Data excerpts
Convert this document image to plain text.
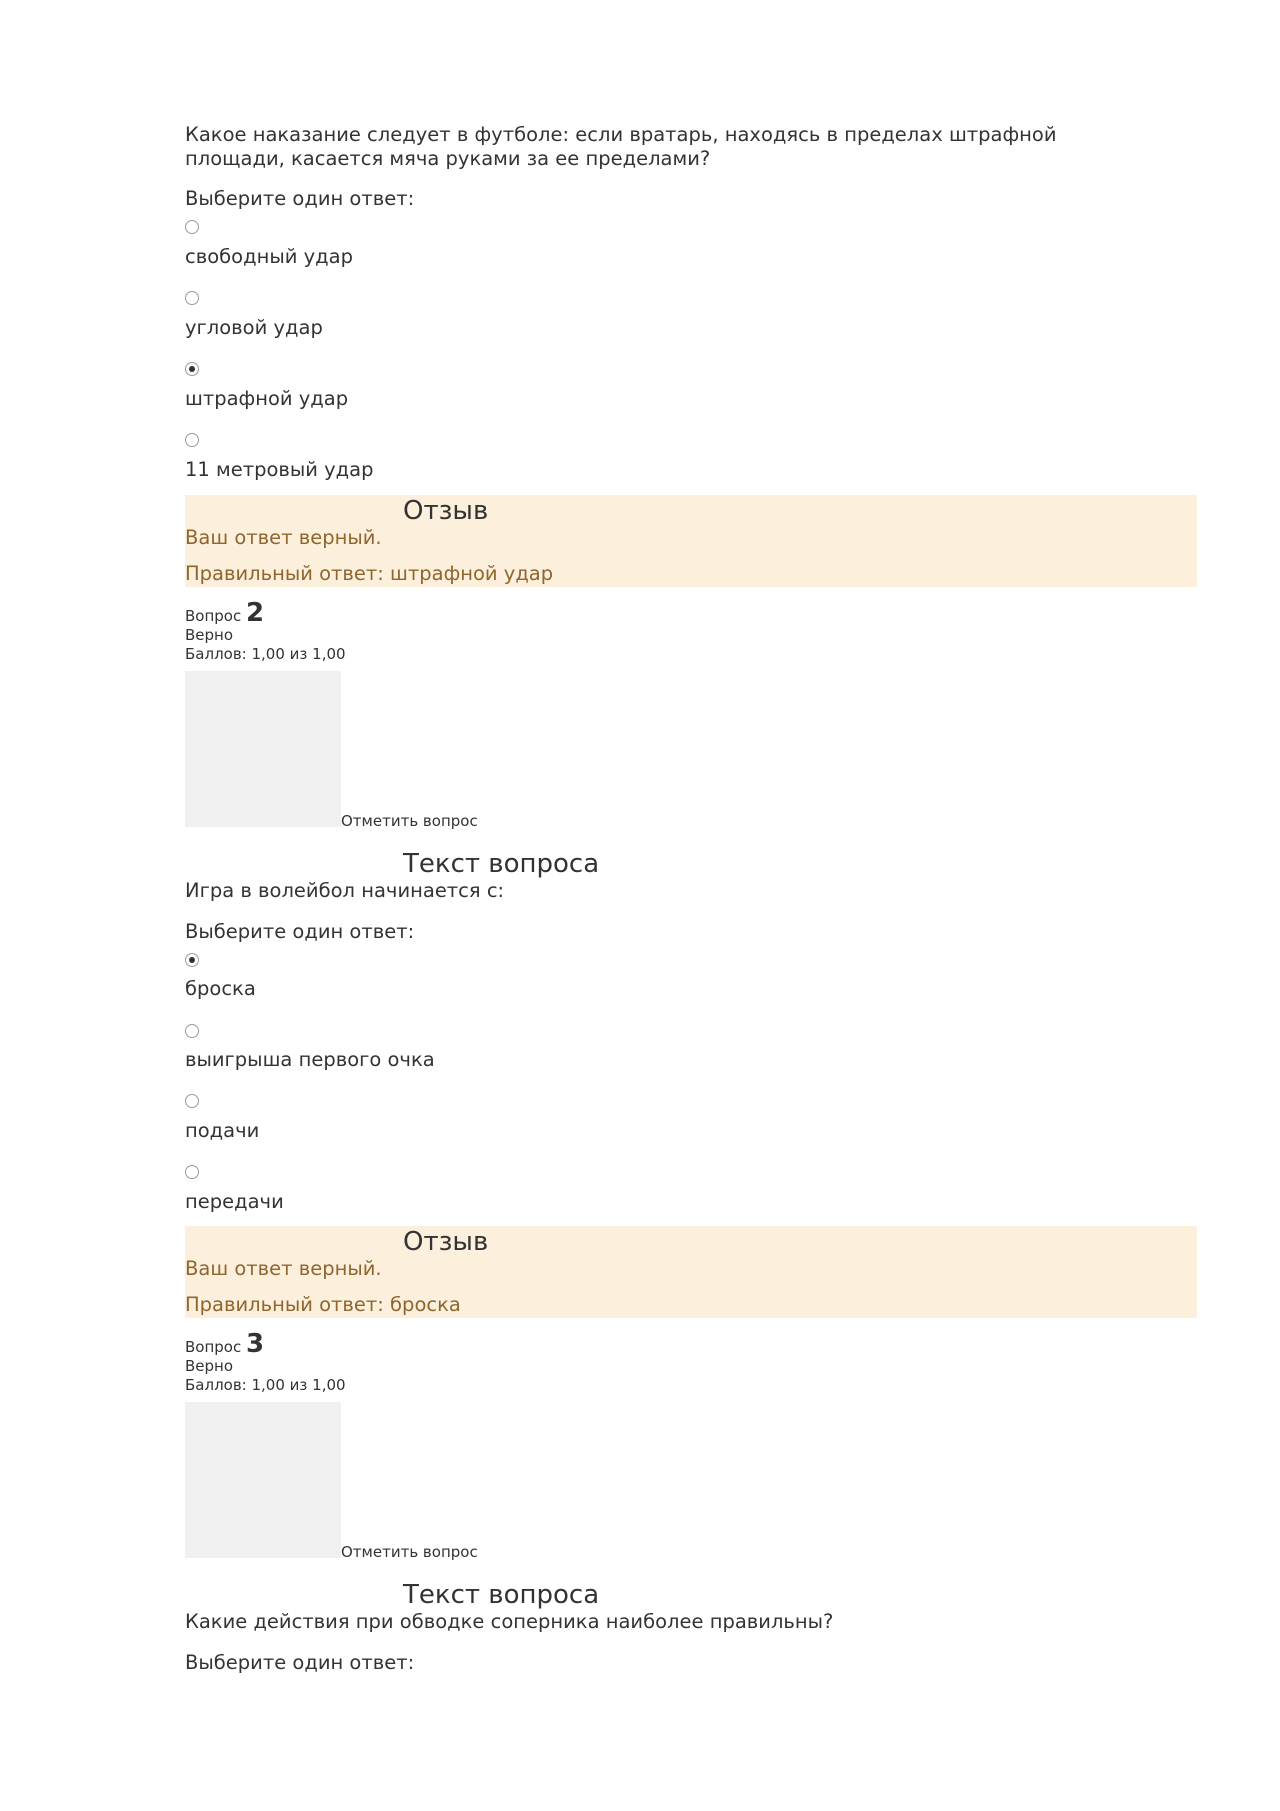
Какое наказание следует в футболе: если вратарь, находясь в пределах штрафной
площади, касается мяча руками за ее пределами?
Выберите один ответ:
свободный удар
угловой удар
штрафной удар
11 метровый удар
Отзыв
Ваш ответ верный.
Правильный ответ: штрафной удар
Вопрос 2
Верно
Баллов: 1,00 из 1,00
Отметить вопрос
Текст вопроса
Игра в волейбол начинается с:
Выберите один ответ:
броска
выигрыша первого очка
подачи
передачи
Отзыв
Ваш ответ верный.
Правильный ответ: броска
Вопрос 3
Верно
Баллов: 1,00 из 1,00
Отметить вопрос
Текст вопроса
Какие действия при обводке соперника наиболее правильны?
Выберите один ответ:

• Your instructions
The pictures should not appear in the copy; every other part of the records above must be returned exactly.

• Solved problem
Convert this document image to plain text.
Какое наказание следует в футболе: если вратарь, находясь в пределах штрафной
площади, касается мяча руками за ее пределами?
Выберите один ответ:
свободный удар
угловой удар
штрафной удар
11 метровый удар
Отзыв
Ваш ответ верный.
Правильный ответ: штрафной удар
Вопрос 2
Верно
Баллов: 1,00 из 1,00
Отметить вопрос
Текст вопроса
Игра в волейбол начинается с:
Выберите один ответ:
броска
выигрыша первого очка
подачи
передачи
Отзыв
Ваш ответ верный.
Правильный ответ: броска
Вопрос 3
Верно
Баллов: 1,00 из 1,00
Отметить вопрос
Текст вопроса
Какие действия при обводке соперника наиболее правильны?
Выберите один ответ:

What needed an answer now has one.